Collected data entries
★ ★ ★ ★ ★ ★ ★

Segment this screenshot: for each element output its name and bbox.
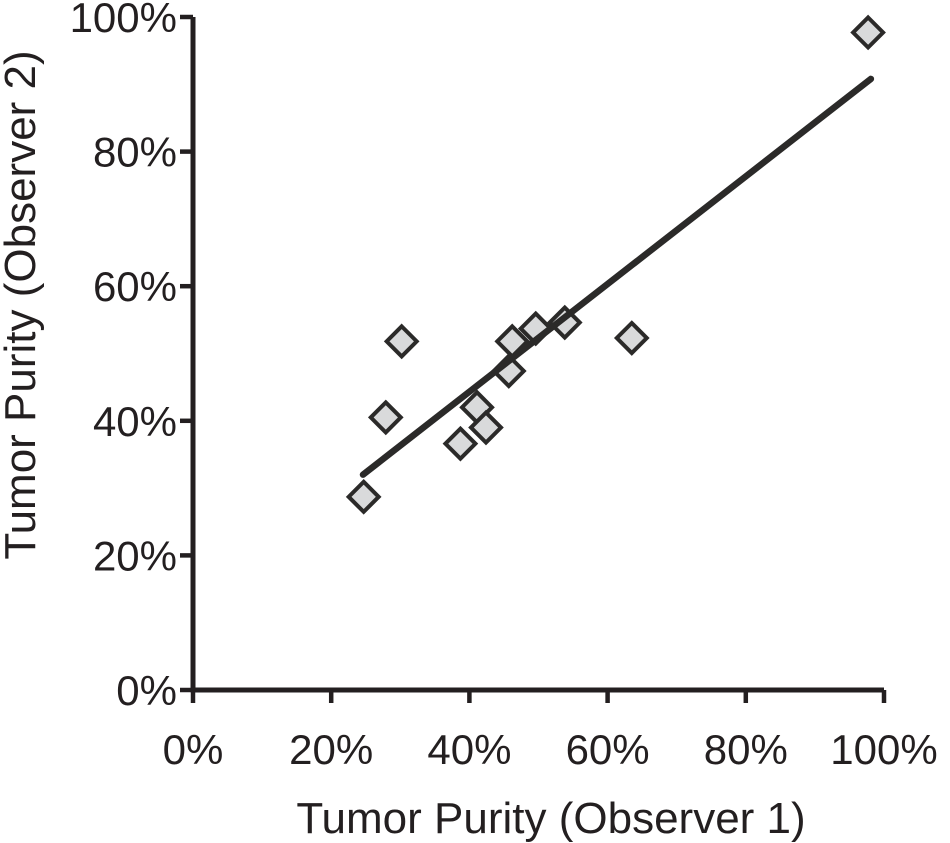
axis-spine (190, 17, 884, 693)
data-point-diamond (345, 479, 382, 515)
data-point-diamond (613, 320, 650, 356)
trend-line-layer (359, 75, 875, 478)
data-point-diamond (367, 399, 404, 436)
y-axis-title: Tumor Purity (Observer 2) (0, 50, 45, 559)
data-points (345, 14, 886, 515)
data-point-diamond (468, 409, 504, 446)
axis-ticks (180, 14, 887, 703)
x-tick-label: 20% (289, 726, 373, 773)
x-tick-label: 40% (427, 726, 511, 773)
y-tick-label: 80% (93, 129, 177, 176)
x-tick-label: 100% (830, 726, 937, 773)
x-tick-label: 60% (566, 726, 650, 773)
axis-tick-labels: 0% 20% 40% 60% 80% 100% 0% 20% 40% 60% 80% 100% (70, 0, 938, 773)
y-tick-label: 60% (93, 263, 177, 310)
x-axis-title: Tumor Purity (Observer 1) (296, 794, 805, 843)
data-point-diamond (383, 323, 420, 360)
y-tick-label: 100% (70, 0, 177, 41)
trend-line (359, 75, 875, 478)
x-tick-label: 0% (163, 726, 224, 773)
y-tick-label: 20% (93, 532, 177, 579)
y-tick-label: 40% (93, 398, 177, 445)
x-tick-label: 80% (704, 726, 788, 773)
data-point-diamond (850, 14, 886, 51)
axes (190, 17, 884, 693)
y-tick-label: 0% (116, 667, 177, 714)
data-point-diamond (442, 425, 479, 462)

★ ★ ★ ★ ★ ★ ★

* **Prompt**
The records are to be duplicated in full and exactly, with images left out.

* **Solution for this task**
Segment this screenshot: for each element output its name and bbox.
axis-spine (190, 17, 884, 693)
data-point-diamond (345, 479, 382, 515)
data-point-diamond (613, 320, 650, 356)
trend-line-layer (359, 75, 875, 478)
data-point-diamond (367, 399, 404, 436)
y-axis-title: Tumor Purity (Observer 2) (0, 50, 45, 559)
data-points (345, 14, 886, 515)
data-point-diamond (468, 409, 504, 446)
axis-ticks (180, 14, 887, 703)
x-tick-label: 20% (289, 726, 373, 773)
x-tick-label: 40% (427, 726, 511, 773)
y-tick-label: 80% (93, 129, 177, 176)
x-tick-label: 100% (830, 726, 937, 773)
x-tick-label: 60% (566, 726, 650, 773)
axis-tick-labels: 0% 20% 40% 60% 80% 100% 0% 20% 40% 60% 80% 100% (70, 0, 938, 773)
y-tick-label: 60% (93, 263, 177, 310)
x-axis-title: Tumor Purity (Observer 1) (296, 794, 805, 843)
data-point-diamond (383, 323, 420, 360)
y-tick-label: 100% (70, 0, 177, 41)
trend-line (359, 75, 875, 478)
x-tick-label: 0% (163, 726, 224, 773)
y-tick-label: 20% (93, 532, 177, 579)
y-tick-label: 40% (93, 398, 177, 445)
x-tick-label: 80% (704, 726, 788, 773)
data-point-diamond (850, 14, 886, 51)
axes (190, 17, 884, 693)
y-tick-label: 0% (116, 667, 177, 714)
data-point-diamond (442, 425, 479, 462)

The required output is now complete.